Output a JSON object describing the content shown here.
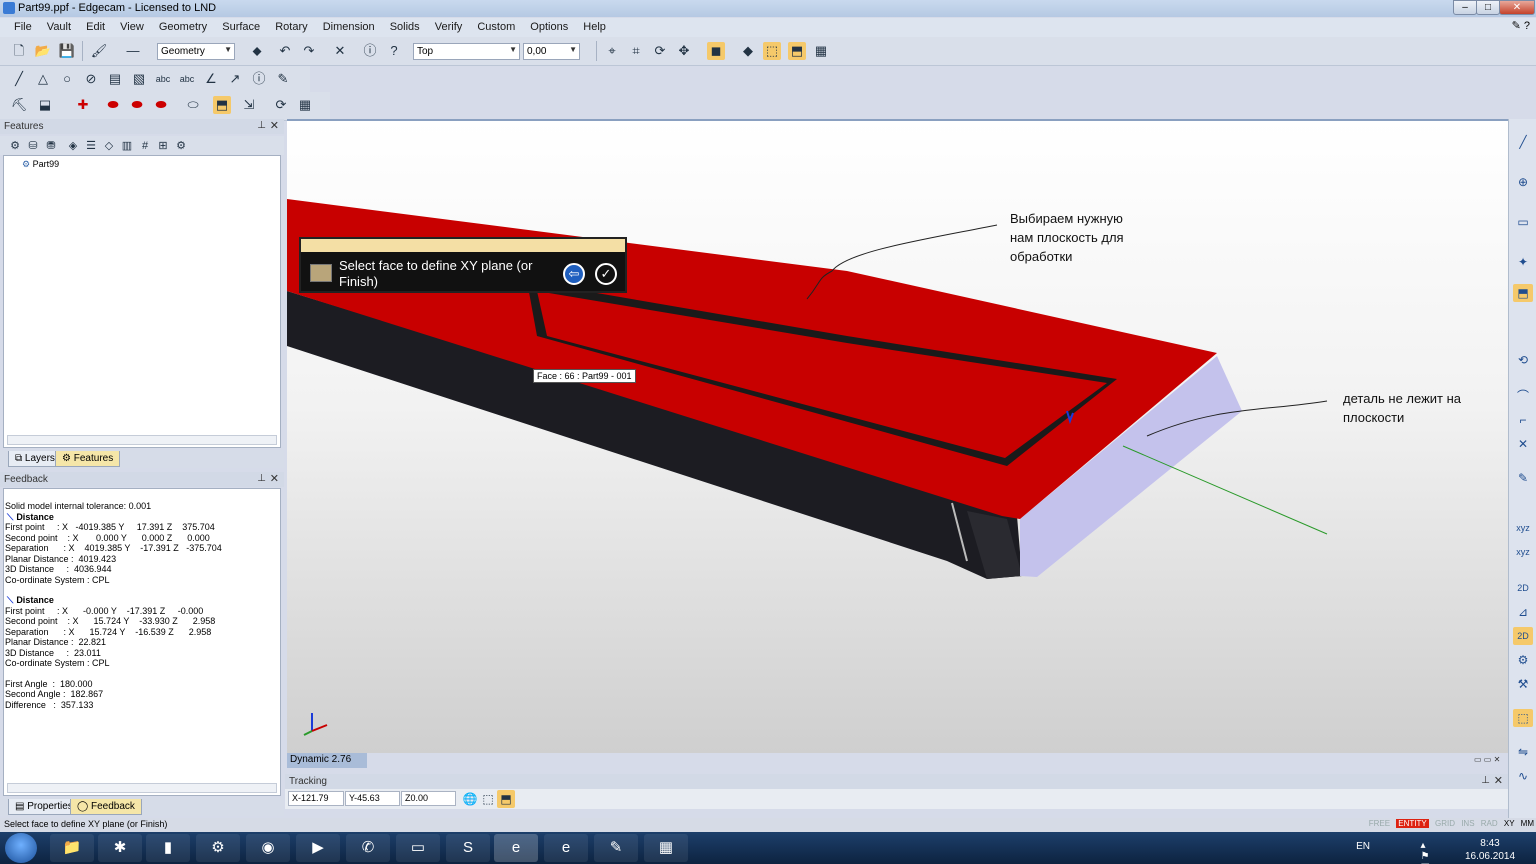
{
  "window": {
    "title": "Part99.ppf - Edgecam - Licensed to LND",
    "min": "–",
    "max": "□",
    "close": "✕"
  },
  "menu": [
    "File",
    "Vault",
    "Edit",
    "View",
    "Geometry",
    "Surface",
    "Rotary",
    "Dimension",
    "Solids",
    "Verify",
    "Custom",
    "Options",
    "Help"
  ],
  "menu_right": "✎ ?",
  "toolbar": {
    "layer_combo": "Geometry",
    "view_combo": "Top",
    "depth_combo": "0,00"
  },
  "features_panel": {
    "title": "Features",
    "tree_root": "Part99",
    "tabs": [
      "Layers",
      "Features"
    ]
  },
  "feedback_panel": {
    "title": "Feedback",
    "lines": [
      {
        "text": "Solid model internal tolerance: 0.001",
        "bold": false
      },
      {
        "text": "Distance",
        "bold": true,
        "icon": true
      },
      {
        "text": "First point     : X   -4019.385 Y     17.391 Z    375.704",
        "bold": false
      },
      {
        "text": "Second point    : X       0.000 Y      0.000 Z      0.000",
        "bold": false
      },
      {
        "text": "Separation      : X    4019.385 Y    -17.391 Z   -375.704",
        "bold": false
      },
      {
        "text": "Planar Distance :  4019.423",
        "bold": false
      },
      {
        "text": "3D Distance     :  4036.944",
        "bold": false
      },
      {
        "text": "Co-ordinate System : CPL",
        "bold": false
      },
      {
        "text": "",
        "bold": false
      },
      {
        "text": "Distance",
        "bold": true,
        "icon": true
      },
      {
        "text": "First point     : X      -0.000 Y    -17.391 Z     -0.000",
        "bold": false
      },
      {
        "text": "Second point    : X      15.724 Y    -33.930 Z      2.958",
        "bold": false
      },
      {
        "text": "Separation      : X      15.724 Y    -16.539 Z      2.958",
        "bold": false
      },
      {
        "text": "Planar Distance :  22.821",
        "bold": false
      },
      {
        "text": "3D Distance     :  23.011",
        "bold": false
      },
      {
        "text": "Co-ordinate System : CPL",
        "bold": false
      },
      {
        "text": "",
        "bold": false
      },
      {
        "text": "First Angle  :  180.000",
        "bold": false
      },
      {
        "text": "Second Angle :  182.867",
        "bold": false
      },
      {
        "text": "Difference   :  357.133",
        "bold": false
      }
    ],
    "tabs": [
      "Properties",
      "Feedback"
    ]
  },
  "viewport": {
    "prompt": "Select face to define XY plane (or Finish)",
    "face_label": "Face : 66 : Part99 - 001",
    "annotation_1": [
      "Выбираем нужную",
      "нам плоскость для",
      "обработки"
    ],
    "annotation_2": [
      "деталь не лежит на",
      "плоскости"
    ],
    "dynamic": "Dynamic 2.76"
  },
  "tracking": {
    "title": "Tracking",
    "x": "X-121.79",
    "y": "Y-45.63",
    "z": "Z0.00"
  },
  "statusbar": {
    "message": "Select face to define XY plane (or Finish)",
    "flags": [
      "FREE",
      "ENTITY",
      "GRID",
      "INS",
      "RAD",
      "XY",
      "MM"
    ],
    "active_flag": "ENTITY"
  },
  "taskbar": {
    "lang": "EN",
    "time": "8:43",
    "date": "16.06.2014"
  },
  "colors": {
    "part_top": "#c80000",
    "part_side": "#1c1c22",
    "part_end": "#c4c2ec",
    "accent": "#f5c96a"
  }
}
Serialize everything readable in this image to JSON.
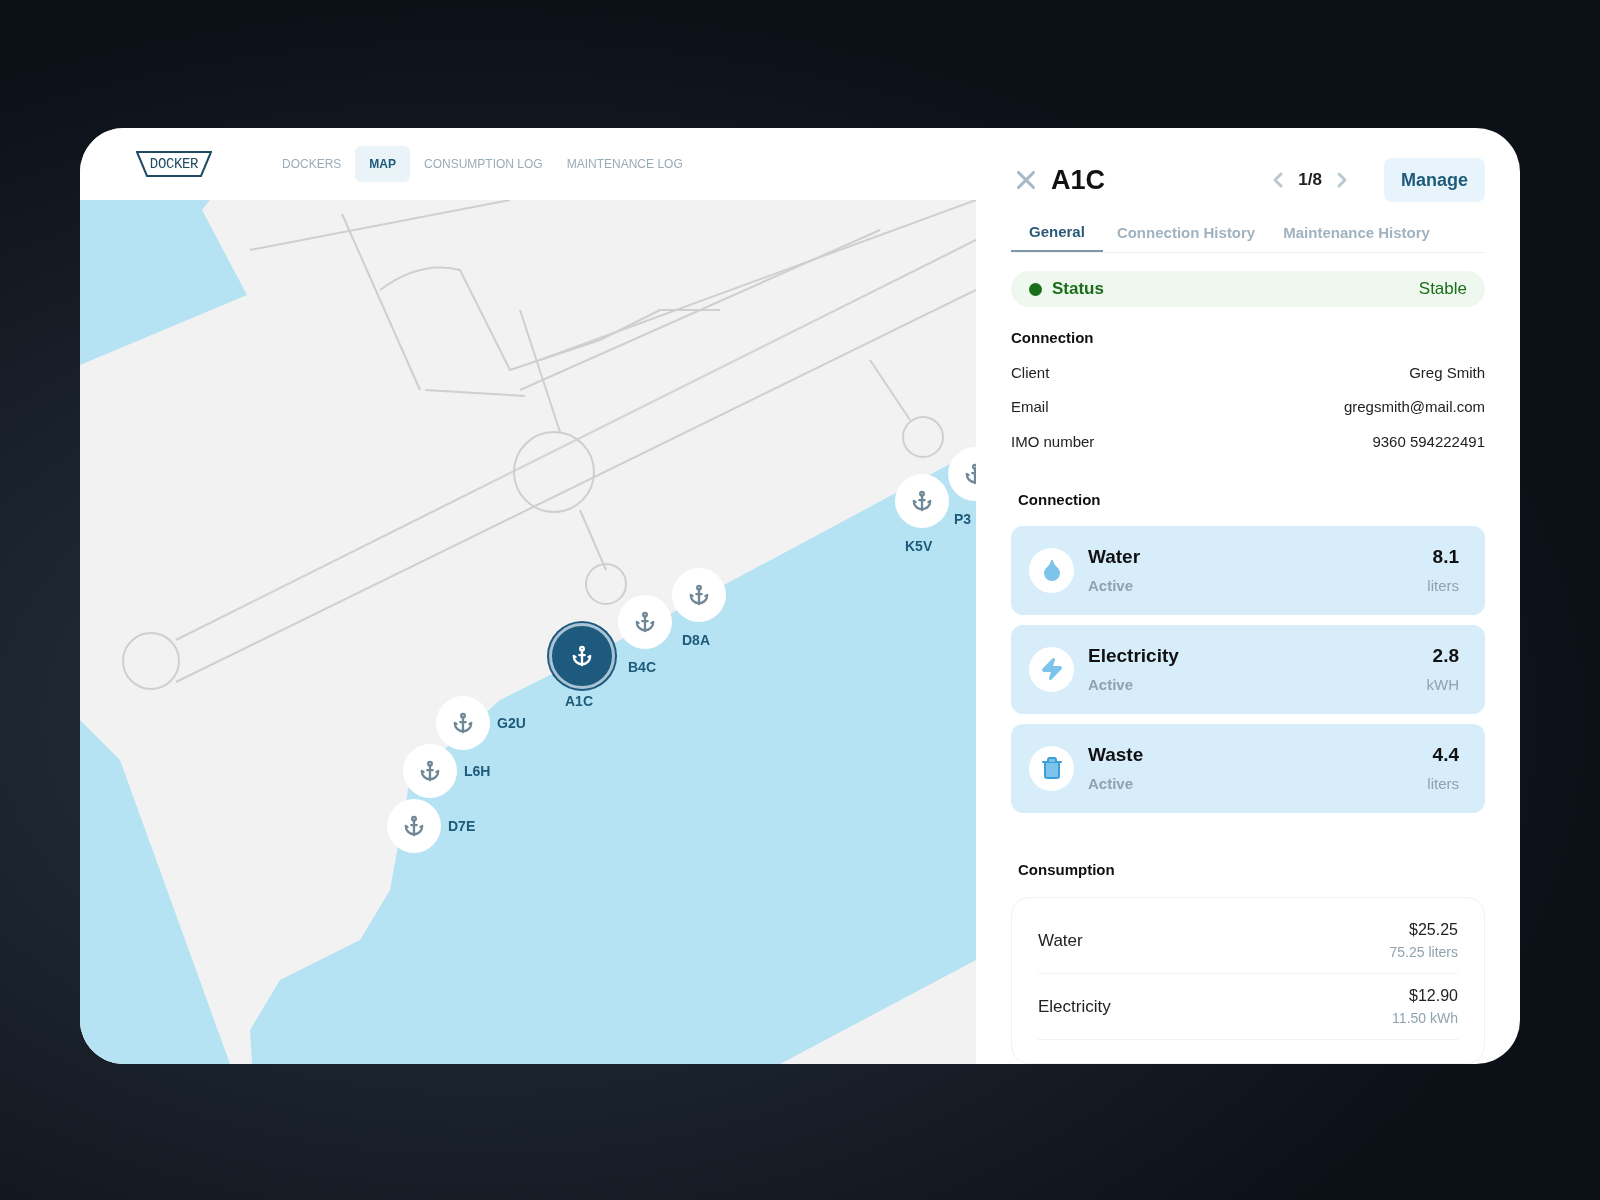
{
  "nav": {
    "logo": "DOCKER",
    "tabs": [
      {
        "label": "DOCKERS",
        "selected": false
      },
      {
        "label": "MAP",
        "selected": true
      },
      {
        "label": "CONSUMPTION LOG",
        "selected": false
      },
      {
        "label": "MAINTENANCE LOG",
        "selected": false
      }
    ]
  },
  "map": {
    "markers": [
      {
        "label": "K5V",
        "selected": false
      },
      {
        "label": "P3",
        "selected": false
      },
      {
        "label": "D8A",
        "selected": false
      },
      {
        "label": "B4C",
        "selected": false
      },
      {
        "label": "A1C",
        "selected": true
      },
      {
        "label": "G2U",
        "selected": false
      },
      {
        "label": "L6H",
        "selected": false
      },
      {
        "label": "D7E",
        "selected": false
      }
    ]
  },
  "panel": {
    "title": "A1C",
    "pager": "1/8",
    "manage": "Manage",
    "tabs": [
      {
        "label": "General",
        "selected": true
      },
      {
        "label": "Connection History",
        "selected": false
      },
      {
        "label": "Maintenance History",
        "selected": false
      }
    ],
    "status": {
      "label": "Status",
      "value": "Stable"
    },
    "connection": {
      "heading": "Connection",
      "rows": [
        {
          "label": "Client",
          "value": "Greg Smith"
        },
        {
          "label": "Email",
          "value": "gregsmith@mail.com"
        },
        {
          "label": "IMO number",
          "value": "9360 594222491"
        }
      ]
    },
    "services": {
      "heading": "Connection",
      "items": [
        {
          "kind": "water",
          "name": "Water",
          "status": "Active",
          "value": "8.1",
          "unit": "liters"
        },
        {
          "kind": "electricity",
          "name": "Electricity",
          "status": "Active",
          "value": "2.8",
          "unit": "kWH"
        },
        {
          "kind": "waste",
          "name": "Waste",
          "status": "Active",
          "value": "4.4",
          "unit": "liters"
        }
      ]
    },
    "consumption": {
      "heading": "Consumption",
      "rows": [
        {
          "name": "Water",
          "cost": "$25.25",
          "amount": "75.25 liters"
        },
        {
          "name": "Electricity",
          "cost": "$12.90",
          "amount": "11.50 kWh"
        }
      ]
    }
  }
}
——
▶ [WHAT THE EXERCISE ASKS]: From the material above, gather all lines that include the string "First" and copy them.

▶ [EXPECTED OUTPUT]:
        "text": "First point     : X   -4019.385 Y     17.391 Z    375.704",
        "text": "First point     : X      -0.000 Y    -17.391 Z     -0.000",
        "text": "First Angle  :  180.000",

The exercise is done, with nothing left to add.